• _Stated problem_: Transcribe each line exactly.

• _Raw records_:
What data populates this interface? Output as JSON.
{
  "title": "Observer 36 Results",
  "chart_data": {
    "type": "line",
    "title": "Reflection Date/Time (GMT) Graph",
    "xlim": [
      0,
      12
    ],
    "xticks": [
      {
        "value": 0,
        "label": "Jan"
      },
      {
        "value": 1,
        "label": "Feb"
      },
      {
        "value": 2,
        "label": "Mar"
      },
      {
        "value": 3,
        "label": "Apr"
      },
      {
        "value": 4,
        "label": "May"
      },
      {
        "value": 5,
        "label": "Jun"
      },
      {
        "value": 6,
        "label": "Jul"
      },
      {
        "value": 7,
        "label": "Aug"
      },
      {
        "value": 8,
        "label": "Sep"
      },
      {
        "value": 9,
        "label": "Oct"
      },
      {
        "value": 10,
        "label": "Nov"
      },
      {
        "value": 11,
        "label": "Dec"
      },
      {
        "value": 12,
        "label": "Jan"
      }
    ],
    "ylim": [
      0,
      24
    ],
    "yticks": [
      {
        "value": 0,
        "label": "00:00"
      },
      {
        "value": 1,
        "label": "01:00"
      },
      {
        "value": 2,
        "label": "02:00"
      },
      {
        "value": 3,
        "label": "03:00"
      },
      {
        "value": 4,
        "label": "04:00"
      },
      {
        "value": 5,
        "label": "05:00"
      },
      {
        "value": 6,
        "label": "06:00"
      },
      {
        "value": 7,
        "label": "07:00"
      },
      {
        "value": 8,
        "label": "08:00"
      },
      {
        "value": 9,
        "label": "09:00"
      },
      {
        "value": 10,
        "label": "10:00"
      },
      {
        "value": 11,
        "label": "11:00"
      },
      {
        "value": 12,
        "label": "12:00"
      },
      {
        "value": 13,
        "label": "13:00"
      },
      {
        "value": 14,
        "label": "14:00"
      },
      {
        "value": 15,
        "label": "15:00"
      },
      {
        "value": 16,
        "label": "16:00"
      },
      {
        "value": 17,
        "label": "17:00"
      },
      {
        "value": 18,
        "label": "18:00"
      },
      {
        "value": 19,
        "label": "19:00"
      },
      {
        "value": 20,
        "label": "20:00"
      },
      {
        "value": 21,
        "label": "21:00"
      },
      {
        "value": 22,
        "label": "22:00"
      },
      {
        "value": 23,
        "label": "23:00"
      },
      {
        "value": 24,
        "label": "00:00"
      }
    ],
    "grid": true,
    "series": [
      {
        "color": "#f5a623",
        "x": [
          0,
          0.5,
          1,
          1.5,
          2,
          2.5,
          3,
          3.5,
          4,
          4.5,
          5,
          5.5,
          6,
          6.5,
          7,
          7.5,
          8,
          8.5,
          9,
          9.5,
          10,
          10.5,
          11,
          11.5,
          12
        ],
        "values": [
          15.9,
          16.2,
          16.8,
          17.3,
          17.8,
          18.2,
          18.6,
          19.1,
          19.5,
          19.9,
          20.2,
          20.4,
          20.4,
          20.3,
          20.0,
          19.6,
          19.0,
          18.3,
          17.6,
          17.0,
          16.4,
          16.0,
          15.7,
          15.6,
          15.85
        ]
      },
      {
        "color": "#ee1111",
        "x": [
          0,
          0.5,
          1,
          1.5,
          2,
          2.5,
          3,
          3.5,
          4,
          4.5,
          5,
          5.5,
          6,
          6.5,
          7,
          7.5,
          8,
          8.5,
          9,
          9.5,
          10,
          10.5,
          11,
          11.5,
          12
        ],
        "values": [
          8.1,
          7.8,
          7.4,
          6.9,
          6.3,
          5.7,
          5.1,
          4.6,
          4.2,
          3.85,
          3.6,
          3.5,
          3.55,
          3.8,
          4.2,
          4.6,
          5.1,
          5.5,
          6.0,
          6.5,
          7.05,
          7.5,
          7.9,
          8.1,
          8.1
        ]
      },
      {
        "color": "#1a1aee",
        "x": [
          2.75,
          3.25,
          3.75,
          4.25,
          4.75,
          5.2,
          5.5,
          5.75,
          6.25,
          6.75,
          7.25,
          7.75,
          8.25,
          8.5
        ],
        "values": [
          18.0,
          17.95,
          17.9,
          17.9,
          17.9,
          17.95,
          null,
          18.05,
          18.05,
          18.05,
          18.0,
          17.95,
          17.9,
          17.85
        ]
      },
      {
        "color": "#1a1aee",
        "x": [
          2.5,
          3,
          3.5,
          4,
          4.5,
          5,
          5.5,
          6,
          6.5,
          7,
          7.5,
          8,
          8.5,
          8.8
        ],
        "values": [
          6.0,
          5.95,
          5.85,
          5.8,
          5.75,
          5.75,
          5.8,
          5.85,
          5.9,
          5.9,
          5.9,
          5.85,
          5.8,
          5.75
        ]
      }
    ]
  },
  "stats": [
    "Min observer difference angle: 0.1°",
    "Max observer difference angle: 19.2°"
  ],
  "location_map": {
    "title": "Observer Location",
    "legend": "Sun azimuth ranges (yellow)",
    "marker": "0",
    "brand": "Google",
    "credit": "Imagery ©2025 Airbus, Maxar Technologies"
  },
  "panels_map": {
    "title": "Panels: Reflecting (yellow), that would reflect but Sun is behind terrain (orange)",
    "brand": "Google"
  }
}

• _Answer in full_:
What data populates this interface? Output as JSON.
{
  "title": "Observer 36 Results",
  "chart_data": {
    "type": "line",
    "title": "Reflection Date/Time (GMT) Graph",
    "xlim": [
      0,
      12
    ],
    "xticks": [
      {
        "value": 0,
        "label": "Jan"
      },
      {
        "value": 1,
        "label": "Feb"
      },
      {
        "value": 2,
        "label": "Mar"
      },
      {
        "value": 3,
        "label": "Apr"
      },
      {
        "value": 4,
        "label": "May"
      },
      {
        "value": 5,
        "label": "Jun"
      },
      {
        "value": 6,
        "label": "Jul"
      },
      {
        "value": 7,
        "label": "Aug"
      },
      {
        "value": 8,
        "label": "Sep"
      },
      {
        "value": 9,
        "label": "Oct"
      },
      {
        "value": 10,
        "label": "Nov"
      },
      {
        "value": 11,
        "label": "Dec"
      },
      {
        "value": 12,
        "label": "Jan"
      }
    ],
    "ylim": [
      0,
      24
    ],
    "yticks": [
      {
        "value": 0,
        "label": "00:00"
      },
      {
        "value": 1,
        "label": "01:00"
      },
      {
        "value": 2,
        "label": "02:00"
      },
      {
        "value": 3,
        "label": "03:00"
      },
      {
        "value": 4,
        "label": "04:00"
      },
      {
        "value": 5,
        "label": "05:00"
      },
      {
        "value": 6,
        "label": "06:00"
      },
      {
        "value": 7,
        "label": "07:00"
      },
      {
        "value": 8,
        "label": "08:00"
      },
      {
        "value": 9,
        "label": "09:00"
      },
      {
        "value": 10,
        "label": "10:00"
      },
      {
        "value": 11,
        "label": "11:00"
      },
      {
        "value": 12,
        "label": "12:00"
      },
      {
        "value": 13,
        "label": "13:00"
      },
      {
        "value": 14,
        "label": "14:00"
      },
      {
        "value": 15,
        "label": "15:00"
      },
      {
        "value": 16,
        "label": "16:00"
      },
      {
        "value": 17,
        "label": "17:00"
      },
      {
        "value": 18,
        "label": "18:00"
      },
      {
        "value": 19,
        "label": "19:00"
      },
      {
        "value": 20,
        "label": "20:00"
      },
      {
        "value": 21,
        "label": "21:00"
      },
      {
        "value": 22,
        "label": "22:00"
      },
      {
        "value": 23,
        "label": "23:00"
      },
      {
        "value": 24,
        "label": "00:00"
      }
    ],
    "grid": true,
    "series": [
      {
        "color": "#f5a623",
        "x": [
          0,
          0.5,
          1,
          1.5,
          2,
          2.5,
          3,
          3.5,
          4,
          4.5,
          5,
          5.5,
          6,
          6.5,
          7,
          7.5,
          8,
          8.5,
          9,
          9.5,
          10,
          10.5,
          11,
          11.5,
          12
        ],
        "values": [
          15.9,
          16.2,
          16.8,
          17.3,
          17.8,
          18.2,
          18.6,
          19.1,
          19.5,
          19.9,
          20.2,
          20.4,
          20.4,
          20.3,
          20.0,
          19.6,
          19.0,
          18.3,
          17.6,
          17.0,
          16.4,
          16.0,
          15.7,
          15.6,
          15.85
        ]
      },
      {
        "color": "#ee1111",
        "x": [
          0,
          0.5,
          1,
          1.5,
          2,
          2.5,
          3,
          3.5,
          4,
          4.5,
          5,
          5.5,
          6,
          6.5,
          7,
          7.5,
          8,
          8.5,
          9,
          9.5,
          10,
          10.5,
          11,
          11.5,
          12
        ],
        "values": [
          8.1,
          7.8,
          7.4,
          6.9,
          6.3,
          5.7,
          5.1,
          4.6,
          4.2,
          3.85,
          3.6,
          3.5,
          3.55,
          3.8,
          4.2,
          4.6,
          5.1,
          5.5,
          6.0,
          6.5,
          7.05,
          7.5,
          7.9,
          8.1,
          8.1
        ]
      },
      {
        "color": "#1a1aee",
        "x": [
          2.75,
          3.25,
          3.75,
          4.25,
          4.75,
          5.2,
          5.5,
          5.75,
          6.25,
          6.75,
          7.25,
          7.75,
          8.25,
          8.5
        ],
        "values": [
          18.0,
          17.95,
          17.9,
          17.9,
          17.9,
          17.95,
          null,
          18.05,
          18.05,
          18.05,
          18.0,
          17.95,
          17.9,
          17.85
        ]
      },
      {
        "color": "#1a1aee",
        "x": [
          2.5,
          3,
          3.5,
          4,
          4.5,
          5,
          5.5,
          6,
          6.5,
          7,
          7.5,
          8,
          8.5,
          8.8
        ],
        "values": [
          6.0,
          5.95,
          5.85,
          5.8,
          5.75,
          5.75,
          5.8,
          5.85,
          5.9,
          5.9,
          5.9,
          5.85,
          5.8,
          5.75
        ]
      }
    ]
  },
  "stats": [
    "Min observer difference angle: 0.1°",
    "Max observer difference angle: 19.2°"
  ],
  "location_map": {
    "title": "Observer Location",
    "legend": "Sun azimuth ranges (yellow)",
    "marker": "0",
    "brand": "Google",
    "credit": "Imagery ©2025 Airbus, Maxar Technologies"
  },
  "panels_map": {
    "title": "Panels: Reflecting (yellow), that would reflect but Sun is behind terrain (orange)",
    "brand": "Google"
  }
}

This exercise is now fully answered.